- DOCUMENT EXTRACT:
In [4]:
#Importing the Libraries 
import os
import pandas as pd
import torch
import torch.nn as nn
from sklearn.preprocessing import LabelEncoder
from flask import Flask, request, jsonify
import threading


In [5]:
# Dataset loading and preprocessing
file_path = 'E:/recommendation system/E-commerce Dataset.csv'  
data = pd.read_csv(file_path)
#Dropping the null values and checking the datatype of columns
data = data.dropna(subset=['Customer_Id', 'Product', 'Quantity'])
data['Quantity'] = data['Quantity'].astype(int)

In [6]:
# Encoding Customer_id and Product columns
user_encoder = LabelEncoder()
item_encoder = LabelEncoder()

data['user_id'] = user_encoder.fit_transform(data['Customer_Id'])
data['item_id'] = item_encoder.fit_transform(data['Product'])

print("User Encoder Classes:", user_encoder.classes_) 

User Encoder Classes: [10000 10002 10004 ... 99992 99993 99999]


In [7]:
# Defining Matrix Factorization Model
class MatrixFactorization(nn.Module):
    def __init__(self, num_users, num_items, embedding_dim=50):
        super(MatrixFactorization, self).__init__()
        self.user_embedding = nn.Embedding(num_users, embedding_dim)
        self.item_embedding = nn.Embedding(num_items, embedding_dim)

    def forward(self, user, item):
        user_emb = self.user_embedding(user)
        item_emb = self.item_embedding(item)
        return (user_emb * item_emb).sum(1)

In [8]:
# Model Setup
num_users = data['user_id'].nunique()
num_items = data['item_id'].nunique()
model = MatrixFactorization(num_users, num_items)


In [9]:
# Pre-trained weights loaded, if present
if os.path.exists('model.pth'):
    try:
        model.load_state_dict(torch.load('model.pth', weights_only=True))
        print("Loaded pre-trained model.")
    except Exception as e:
        print(f"Error loading pre-trained model: {e}")
else:
    print("Pre-trained model not found. Train the model first.")

Pre-trained model not found. Train the model first.


In [10]:
# Flask API
app = Flask(__name__)

@app.route('/recommend', methods=['POST'])
def recommend():
    """
    Recommend products based on user_id. 
    Expected Input (JSON): {"user_id": <Customer_Id>, "num_recommendations": 5}
    """
#Enter the encoded customer_id (i.e. encoded user classes from the previous thread) in the API
    data = request.get_json()
    customer_id = data.get("user_id")
    num_recommendations = data.get("num_recommendations", 5)

    if customer_id not in user_encoder.classes_:
        return jsonify({"error": "Customer ID not found"}), 400

    # Fetching internal user index
    user_idx = user_encoder.transform([customer_id])[0]
    # Generating recommendations
    model.eval()
    with torch.no_grad():
        all_items = torch.arange(num_items)
        scores = model(torch.tensor([user_idx]), all_items)
        top_items = scores.argsort(descending=True)[:num_recommendations]
        recommended_products = item_encoder.inverse_transform(top_items.numpy())

- TASKS TO PERFORM:
1) Rewrite the stretch of the recommendation-system code from "self.item_embedding = nn.Embedding(num_items, embedding_dim)" through "num_users = data['user_id'].nunique()", changing "embedding_dim" to "latent_dim".
2) List every name the recommendation-system code brings in through a "from ... import" statement.
3) Pick up the recommendation-system code from its last line and continue it.
The items that come next have no connection to the recommendation-system code.

- EXCERPTED RECORDS:

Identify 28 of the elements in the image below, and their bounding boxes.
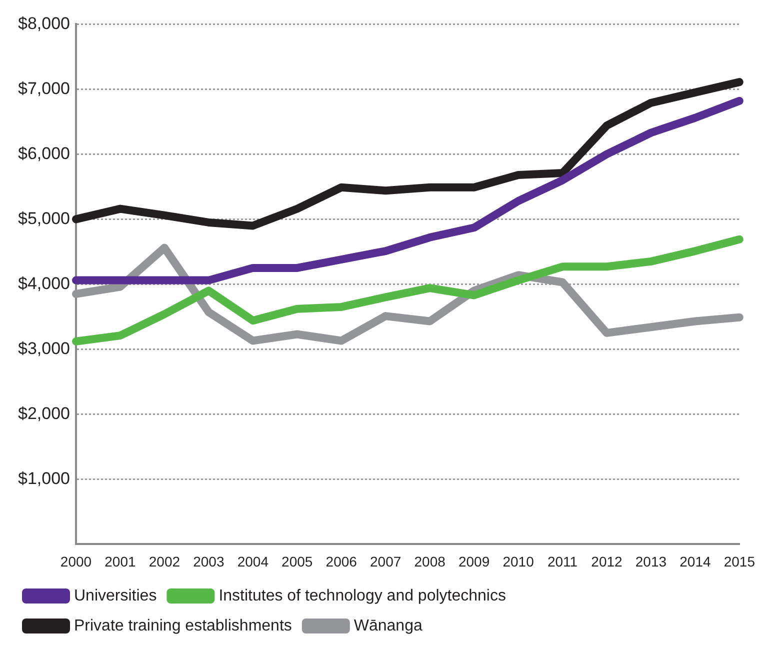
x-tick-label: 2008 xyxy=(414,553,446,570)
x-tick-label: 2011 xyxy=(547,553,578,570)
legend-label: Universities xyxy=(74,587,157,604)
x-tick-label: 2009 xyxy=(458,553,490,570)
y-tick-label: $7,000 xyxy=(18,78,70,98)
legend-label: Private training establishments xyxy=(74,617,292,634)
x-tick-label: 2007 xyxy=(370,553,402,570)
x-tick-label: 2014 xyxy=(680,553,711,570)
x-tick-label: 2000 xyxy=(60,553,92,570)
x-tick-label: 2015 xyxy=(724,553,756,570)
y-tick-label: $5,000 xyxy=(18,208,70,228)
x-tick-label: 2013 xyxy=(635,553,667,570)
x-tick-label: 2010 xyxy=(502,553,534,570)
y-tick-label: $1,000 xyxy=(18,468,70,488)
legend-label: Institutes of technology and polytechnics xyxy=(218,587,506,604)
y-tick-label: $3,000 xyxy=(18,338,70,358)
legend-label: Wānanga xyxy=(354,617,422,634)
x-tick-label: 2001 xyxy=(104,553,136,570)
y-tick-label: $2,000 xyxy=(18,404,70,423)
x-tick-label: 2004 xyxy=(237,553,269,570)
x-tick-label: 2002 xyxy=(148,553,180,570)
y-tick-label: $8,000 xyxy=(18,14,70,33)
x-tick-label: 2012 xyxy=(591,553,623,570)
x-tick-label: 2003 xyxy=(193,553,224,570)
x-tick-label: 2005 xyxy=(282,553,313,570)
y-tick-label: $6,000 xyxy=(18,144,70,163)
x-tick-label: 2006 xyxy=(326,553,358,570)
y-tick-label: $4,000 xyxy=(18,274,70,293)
---
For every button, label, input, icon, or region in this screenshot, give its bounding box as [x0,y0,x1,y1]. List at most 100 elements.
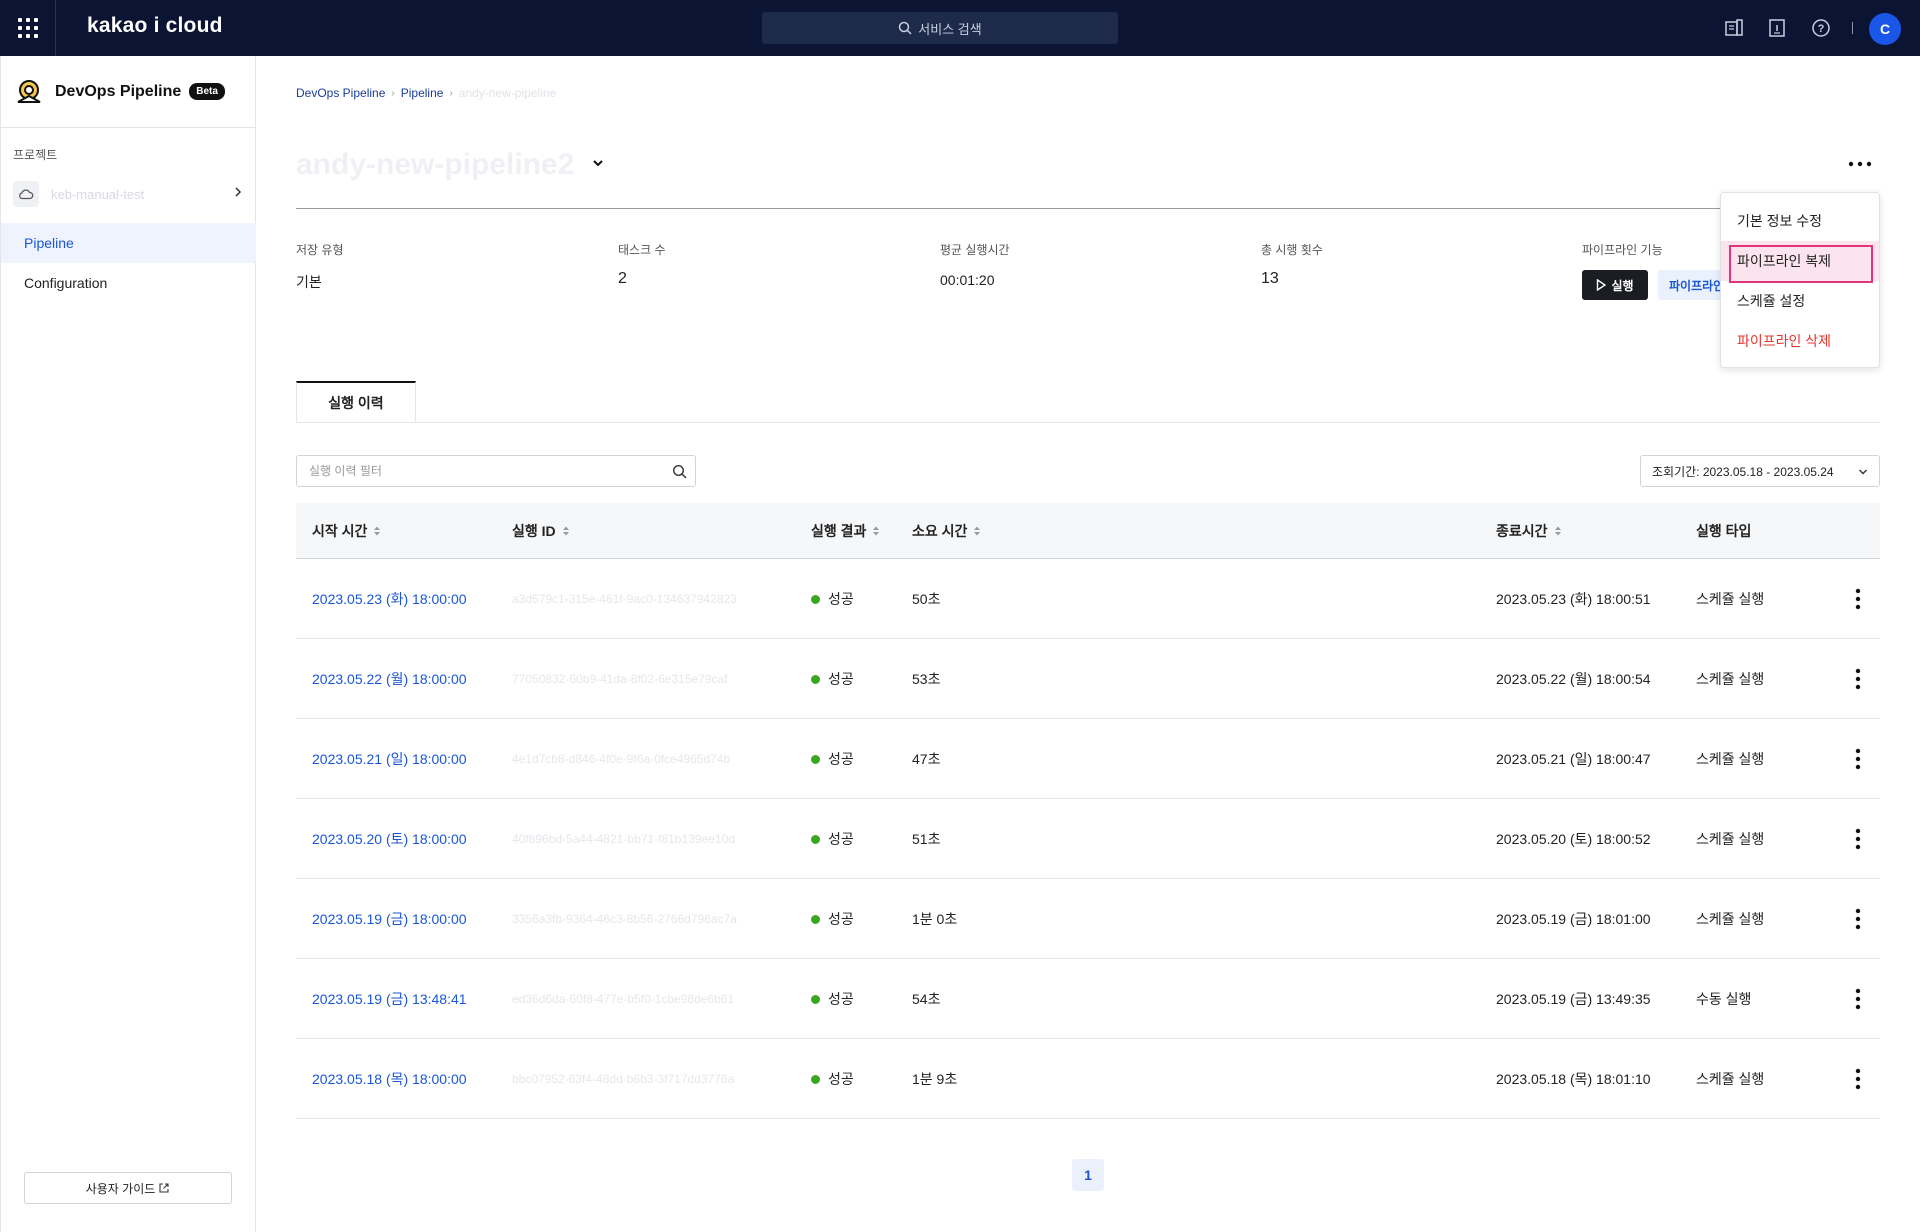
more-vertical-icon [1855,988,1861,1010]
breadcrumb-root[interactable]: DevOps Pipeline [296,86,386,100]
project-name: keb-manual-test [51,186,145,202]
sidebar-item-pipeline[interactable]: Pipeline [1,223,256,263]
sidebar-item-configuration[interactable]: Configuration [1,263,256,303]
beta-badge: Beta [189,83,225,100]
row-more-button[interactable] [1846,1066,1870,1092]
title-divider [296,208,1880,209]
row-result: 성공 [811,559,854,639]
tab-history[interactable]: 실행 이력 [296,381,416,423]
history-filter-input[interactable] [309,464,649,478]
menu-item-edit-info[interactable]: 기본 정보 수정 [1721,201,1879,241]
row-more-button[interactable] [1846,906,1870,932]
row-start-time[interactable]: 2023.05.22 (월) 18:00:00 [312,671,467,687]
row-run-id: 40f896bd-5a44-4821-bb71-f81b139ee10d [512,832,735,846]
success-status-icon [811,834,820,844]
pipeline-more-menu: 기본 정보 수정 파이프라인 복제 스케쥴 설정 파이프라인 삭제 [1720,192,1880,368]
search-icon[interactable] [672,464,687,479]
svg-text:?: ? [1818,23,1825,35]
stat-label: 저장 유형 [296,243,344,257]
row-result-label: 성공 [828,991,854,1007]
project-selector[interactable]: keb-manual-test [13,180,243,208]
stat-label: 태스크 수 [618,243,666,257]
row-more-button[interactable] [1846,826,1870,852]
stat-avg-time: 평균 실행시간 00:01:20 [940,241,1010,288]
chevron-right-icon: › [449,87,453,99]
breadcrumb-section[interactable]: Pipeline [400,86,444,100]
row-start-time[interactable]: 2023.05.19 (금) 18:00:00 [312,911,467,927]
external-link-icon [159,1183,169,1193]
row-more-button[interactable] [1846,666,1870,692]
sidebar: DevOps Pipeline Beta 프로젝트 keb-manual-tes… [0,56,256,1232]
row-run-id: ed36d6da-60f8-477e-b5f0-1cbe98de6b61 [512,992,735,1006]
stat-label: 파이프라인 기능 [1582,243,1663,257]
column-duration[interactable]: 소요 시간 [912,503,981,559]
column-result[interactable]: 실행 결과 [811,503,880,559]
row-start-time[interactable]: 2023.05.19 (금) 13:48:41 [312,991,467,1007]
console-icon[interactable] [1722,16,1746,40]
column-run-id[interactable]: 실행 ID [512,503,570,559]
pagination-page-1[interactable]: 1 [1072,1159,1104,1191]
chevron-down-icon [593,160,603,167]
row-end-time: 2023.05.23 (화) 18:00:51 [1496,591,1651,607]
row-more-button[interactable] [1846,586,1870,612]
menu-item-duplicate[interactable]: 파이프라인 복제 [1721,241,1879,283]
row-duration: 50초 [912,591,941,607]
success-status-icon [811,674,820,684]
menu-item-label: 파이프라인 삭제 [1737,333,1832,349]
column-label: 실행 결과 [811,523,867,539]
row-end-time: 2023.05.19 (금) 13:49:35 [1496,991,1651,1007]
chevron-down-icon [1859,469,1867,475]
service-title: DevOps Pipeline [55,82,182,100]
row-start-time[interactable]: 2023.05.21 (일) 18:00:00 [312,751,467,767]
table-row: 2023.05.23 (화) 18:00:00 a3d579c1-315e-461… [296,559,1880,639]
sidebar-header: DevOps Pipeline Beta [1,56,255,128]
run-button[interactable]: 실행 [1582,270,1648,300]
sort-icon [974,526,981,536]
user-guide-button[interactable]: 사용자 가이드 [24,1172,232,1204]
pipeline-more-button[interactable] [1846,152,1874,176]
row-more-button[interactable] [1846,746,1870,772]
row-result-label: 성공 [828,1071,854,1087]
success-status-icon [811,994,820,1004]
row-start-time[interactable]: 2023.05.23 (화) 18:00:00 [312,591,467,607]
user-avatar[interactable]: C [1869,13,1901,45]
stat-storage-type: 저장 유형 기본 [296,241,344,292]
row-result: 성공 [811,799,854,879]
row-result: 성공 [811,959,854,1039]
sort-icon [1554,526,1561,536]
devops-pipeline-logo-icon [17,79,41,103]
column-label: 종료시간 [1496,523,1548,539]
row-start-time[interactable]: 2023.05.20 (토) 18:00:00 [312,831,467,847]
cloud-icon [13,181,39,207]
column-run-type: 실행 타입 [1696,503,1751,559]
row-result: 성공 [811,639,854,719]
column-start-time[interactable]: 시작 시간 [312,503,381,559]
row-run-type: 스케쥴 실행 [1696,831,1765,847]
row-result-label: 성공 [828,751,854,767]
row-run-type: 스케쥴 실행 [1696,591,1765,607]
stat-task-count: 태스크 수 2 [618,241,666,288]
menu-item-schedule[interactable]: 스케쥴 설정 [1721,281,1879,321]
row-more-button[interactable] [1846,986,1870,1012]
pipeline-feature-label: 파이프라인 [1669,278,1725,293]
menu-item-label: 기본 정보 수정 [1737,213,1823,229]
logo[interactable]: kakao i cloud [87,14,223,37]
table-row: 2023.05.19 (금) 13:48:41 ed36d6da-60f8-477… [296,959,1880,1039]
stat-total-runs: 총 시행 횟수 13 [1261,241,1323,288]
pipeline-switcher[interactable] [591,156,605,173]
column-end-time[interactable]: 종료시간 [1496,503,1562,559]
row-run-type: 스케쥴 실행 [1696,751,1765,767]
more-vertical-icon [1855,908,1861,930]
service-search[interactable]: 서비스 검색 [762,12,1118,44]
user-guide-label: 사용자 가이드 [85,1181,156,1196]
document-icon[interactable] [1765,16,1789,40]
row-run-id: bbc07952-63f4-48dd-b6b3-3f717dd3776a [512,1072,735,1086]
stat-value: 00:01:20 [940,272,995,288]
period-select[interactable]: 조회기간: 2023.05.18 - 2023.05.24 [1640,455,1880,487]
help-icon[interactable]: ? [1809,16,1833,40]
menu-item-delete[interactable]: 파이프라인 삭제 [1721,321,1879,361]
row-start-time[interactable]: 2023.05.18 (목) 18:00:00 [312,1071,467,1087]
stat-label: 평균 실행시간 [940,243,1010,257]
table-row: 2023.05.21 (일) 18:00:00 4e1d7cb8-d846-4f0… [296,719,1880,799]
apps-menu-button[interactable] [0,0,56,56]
==
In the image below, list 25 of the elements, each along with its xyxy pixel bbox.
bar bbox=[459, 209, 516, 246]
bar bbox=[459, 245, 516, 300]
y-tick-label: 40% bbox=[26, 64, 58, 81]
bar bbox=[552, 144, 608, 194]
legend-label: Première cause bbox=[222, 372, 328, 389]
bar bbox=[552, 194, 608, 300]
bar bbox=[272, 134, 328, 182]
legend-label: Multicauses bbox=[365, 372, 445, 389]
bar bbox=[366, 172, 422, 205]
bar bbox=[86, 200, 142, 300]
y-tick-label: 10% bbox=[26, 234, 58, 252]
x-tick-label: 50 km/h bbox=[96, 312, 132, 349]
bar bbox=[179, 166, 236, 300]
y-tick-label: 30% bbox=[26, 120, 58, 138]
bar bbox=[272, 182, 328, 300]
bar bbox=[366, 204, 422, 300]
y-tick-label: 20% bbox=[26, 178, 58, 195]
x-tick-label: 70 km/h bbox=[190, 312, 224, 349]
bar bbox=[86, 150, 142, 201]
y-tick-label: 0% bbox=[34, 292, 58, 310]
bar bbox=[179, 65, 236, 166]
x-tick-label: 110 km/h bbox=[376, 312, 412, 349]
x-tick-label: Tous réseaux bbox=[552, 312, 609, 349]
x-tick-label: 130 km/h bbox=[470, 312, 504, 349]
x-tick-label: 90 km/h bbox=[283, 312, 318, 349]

- TASK RESULTS:
1)
self.item_embedding = nn.Embedding(num_items, latent_dim)

    def forward(self, user, item):
        user_emb = self.user_embedding(user)
        item_emb = self.item_embedding(item)
        return (user_emb * item_emb).sum(1)

In [8]:
# Model Setup
num_users = data['user_id'].nunique()

2) LabelEncoder, Flask, request, jsonify

3)
    return jsonify({"user_id": customer_id, "recommendations": recommended_products.tolist()})




In [11]:
# Training Function
def train_model(data, model, epochs=10, batch_size=256, learning_rate=0.01):
    """
    Train the matrix factorization model.
    """
    # Creating DataLoader
    class InteractionDataset(torch.utils.data.Dataset):
        def __init__(self, df):
            self.users = torch.tensor(df['user_id'].values, dtype=torch.long)
            self.items = torch.tensor(df['item_id'].values, dtype=torch.long)
            self.ratings = torch.tensor(df['Quantity'].values, dtype=torch.float)

        def __len__(self):
            return len(self.ratings)

        def __getitem__(self, idx):
            return self.users[idx], self.items[idx], self.ratings[idx]

    train_dataset = InteractionDataset(data)
    train_loader = torch.utils.data.DataLoader(train_dataset, batch_size=batch_size, shuffle=True)

    # Defining optimizer and loss function
    optimizer = torch.optim.Adam(model.parameters(), lr=learning_rate)
    criterion = nn.MSELoss()

    # Training loop
    model.train()
    for epoch in range(epochs):
        total_loss = 0
        for user, item, rating in train_loader:
            optimizer.zero_grad()
            predictions = model(user, item)
            loss = criterion(predictions, rating)
            loss.backward()
            optimizer.step()
            total_loss += loss.item()
        print(f"Epoch {epoch+1}/{epochs}, Loss: {total_loss:.4f}")

    
    torch.save(model.state_dict(), 'model.pth')
    print("Model training completed and saved as 'model.pth'.")

In [12]:
# Defining Function to run Flask 
def run_flask():
    app.run(debug=True, use_reloader=False)

if __name__ == '__main__':
    # Training the model if no pre-trained weights are found
    if not os.path.exists('model.pth'):
        print("No pre-trained model found. Training the model...")
        train_model(data, model)

    # Starting Flask server 
    flask_thread = threading.Thread(target=run_flask)
    flask_thread.start()

No pre-trained model found. Training the model...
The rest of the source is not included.